──────── RECORD EXTRACTS

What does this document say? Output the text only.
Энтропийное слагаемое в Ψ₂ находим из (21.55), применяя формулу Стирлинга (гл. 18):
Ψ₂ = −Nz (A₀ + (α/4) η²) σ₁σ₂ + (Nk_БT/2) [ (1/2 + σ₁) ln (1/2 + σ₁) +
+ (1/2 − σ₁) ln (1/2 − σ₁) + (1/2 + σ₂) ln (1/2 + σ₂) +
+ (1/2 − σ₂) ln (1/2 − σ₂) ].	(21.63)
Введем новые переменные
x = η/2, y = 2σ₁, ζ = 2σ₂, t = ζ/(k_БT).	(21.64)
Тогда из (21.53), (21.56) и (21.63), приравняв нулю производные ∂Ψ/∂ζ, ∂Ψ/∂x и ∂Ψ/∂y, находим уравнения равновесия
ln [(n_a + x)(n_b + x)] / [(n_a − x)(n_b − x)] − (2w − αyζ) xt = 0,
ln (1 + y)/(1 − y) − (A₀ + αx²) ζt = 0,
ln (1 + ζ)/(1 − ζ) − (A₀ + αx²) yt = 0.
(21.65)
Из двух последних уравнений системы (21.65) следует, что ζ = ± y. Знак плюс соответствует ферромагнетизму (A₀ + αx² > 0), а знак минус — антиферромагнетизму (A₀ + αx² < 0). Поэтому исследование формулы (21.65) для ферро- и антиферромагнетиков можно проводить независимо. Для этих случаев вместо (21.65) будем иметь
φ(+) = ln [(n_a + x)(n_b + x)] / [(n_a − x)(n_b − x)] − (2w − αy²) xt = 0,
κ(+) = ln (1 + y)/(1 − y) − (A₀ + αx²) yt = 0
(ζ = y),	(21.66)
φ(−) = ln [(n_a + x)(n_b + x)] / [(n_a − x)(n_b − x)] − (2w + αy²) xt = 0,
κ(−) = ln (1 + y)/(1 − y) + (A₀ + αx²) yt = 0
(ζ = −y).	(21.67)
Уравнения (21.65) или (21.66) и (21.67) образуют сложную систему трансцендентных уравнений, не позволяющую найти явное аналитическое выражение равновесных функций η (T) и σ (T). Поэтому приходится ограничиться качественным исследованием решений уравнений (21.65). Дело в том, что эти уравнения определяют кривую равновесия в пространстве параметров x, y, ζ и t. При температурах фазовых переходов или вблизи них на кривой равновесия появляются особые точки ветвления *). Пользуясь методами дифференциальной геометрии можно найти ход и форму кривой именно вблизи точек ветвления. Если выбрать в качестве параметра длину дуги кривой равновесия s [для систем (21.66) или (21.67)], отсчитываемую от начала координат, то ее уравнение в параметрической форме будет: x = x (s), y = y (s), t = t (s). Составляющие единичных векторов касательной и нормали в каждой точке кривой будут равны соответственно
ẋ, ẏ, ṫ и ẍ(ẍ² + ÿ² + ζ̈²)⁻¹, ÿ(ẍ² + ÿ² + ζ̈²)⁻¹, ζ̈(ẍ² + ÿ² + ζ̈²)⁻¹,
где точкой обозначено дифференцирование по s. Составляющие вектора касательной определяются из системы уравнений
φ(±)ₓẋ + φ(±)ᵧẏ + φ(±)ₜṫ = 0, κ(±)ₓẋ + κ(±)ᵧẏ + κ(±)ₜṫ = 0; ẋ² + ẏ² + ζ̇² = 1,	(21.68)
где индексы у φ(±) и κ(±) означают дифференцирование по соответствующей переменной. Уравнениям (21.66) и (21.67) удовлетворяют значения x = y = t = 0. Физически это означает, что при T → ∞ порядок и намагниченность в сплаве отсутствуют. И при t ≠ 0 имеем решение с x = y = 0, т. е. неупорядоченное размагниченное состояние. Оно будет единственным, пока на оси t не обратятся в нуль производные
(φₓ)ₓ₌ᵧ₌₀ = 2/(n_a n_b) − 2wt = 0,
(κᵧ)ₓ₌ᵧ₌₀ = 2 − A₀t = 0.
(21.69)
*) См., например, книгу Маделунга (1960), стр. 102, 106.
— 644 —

────────────────

• [INSTRUCTION] Tally the lines in this data that hold the word "дифференцирование" and state only the count.

• [REPLY TO THE EXERCISE] 2